## TASK BRIEF
Spot each line in the records below where the word "this" occurs, then copy it.

## EXERCISE INPUT

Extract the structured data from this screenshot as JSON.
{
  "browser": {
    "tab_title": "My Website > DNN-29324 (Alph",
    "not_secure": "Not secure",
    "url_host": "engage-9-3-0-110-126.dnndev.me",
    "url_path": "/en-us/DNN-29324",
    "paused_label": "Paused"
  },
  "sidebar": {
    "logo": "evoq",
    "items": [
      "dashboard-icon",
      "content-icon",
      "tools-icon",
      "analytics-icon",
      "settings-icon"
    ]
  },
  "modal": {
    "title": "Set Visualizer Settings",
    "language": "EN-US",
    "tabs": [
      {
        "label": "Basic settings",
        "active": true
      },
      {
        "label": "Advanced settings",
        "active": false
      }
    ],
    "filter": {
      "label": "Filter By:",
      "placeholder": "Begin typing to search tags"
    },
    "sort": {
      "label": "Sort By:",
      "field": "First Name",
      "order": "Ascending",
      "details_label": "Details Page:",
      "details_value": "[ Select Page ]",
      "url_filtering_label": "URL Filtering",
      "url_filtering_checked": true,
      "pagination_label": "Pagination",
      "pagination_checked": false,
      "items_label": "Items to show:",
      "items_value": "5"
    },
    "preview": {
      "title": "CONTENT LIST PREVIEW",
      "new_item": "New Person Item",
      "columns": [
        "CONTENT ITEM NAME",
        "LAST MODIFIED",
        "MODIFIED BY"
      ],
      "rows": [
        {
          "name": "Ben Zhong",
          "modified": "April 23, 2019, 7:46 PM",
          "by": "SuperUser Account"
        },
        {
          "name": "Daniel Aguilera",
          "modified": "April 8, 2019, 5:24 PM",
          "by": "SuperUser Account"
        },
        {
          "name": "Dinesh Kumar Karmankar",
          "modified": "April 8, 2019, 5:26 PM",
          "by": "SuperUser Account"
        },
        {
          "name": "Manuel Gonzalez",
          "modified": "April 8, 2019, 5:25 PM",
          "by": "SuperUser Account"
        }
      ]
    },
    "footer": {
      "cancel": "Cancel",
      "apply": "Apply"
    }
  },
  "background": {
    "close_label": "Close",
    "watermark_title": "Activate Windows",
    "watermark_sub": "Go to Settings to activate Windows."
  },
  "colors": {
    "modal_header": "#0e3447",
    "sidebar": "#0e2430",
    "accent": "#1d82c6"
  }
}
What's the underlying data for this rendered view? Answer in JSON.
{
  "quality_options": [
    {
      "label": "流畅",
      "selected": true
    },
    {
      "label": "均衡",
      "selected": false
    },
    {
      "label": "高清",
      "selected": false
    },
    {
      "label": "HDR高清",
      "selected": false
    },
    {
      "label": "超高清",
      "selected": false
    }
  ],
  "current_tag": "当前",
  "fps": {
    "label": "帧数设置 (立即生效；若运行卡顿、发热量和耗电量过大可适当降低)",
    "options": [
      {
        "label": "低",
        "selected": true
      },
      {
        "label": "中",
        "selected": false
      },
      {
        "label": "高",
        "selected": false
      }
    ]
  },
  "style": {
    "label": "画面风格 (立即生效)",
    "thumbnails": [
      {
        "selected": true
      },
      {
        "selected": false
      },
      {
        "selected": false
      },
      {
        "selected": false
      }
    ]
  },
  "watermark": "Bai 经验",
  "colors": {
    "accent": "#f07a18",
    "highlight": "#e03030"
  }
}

## SOLUTION
Extract the structured data from this screenshot as JSON.
What's the underlying data for this rendered view? Answer in JSON.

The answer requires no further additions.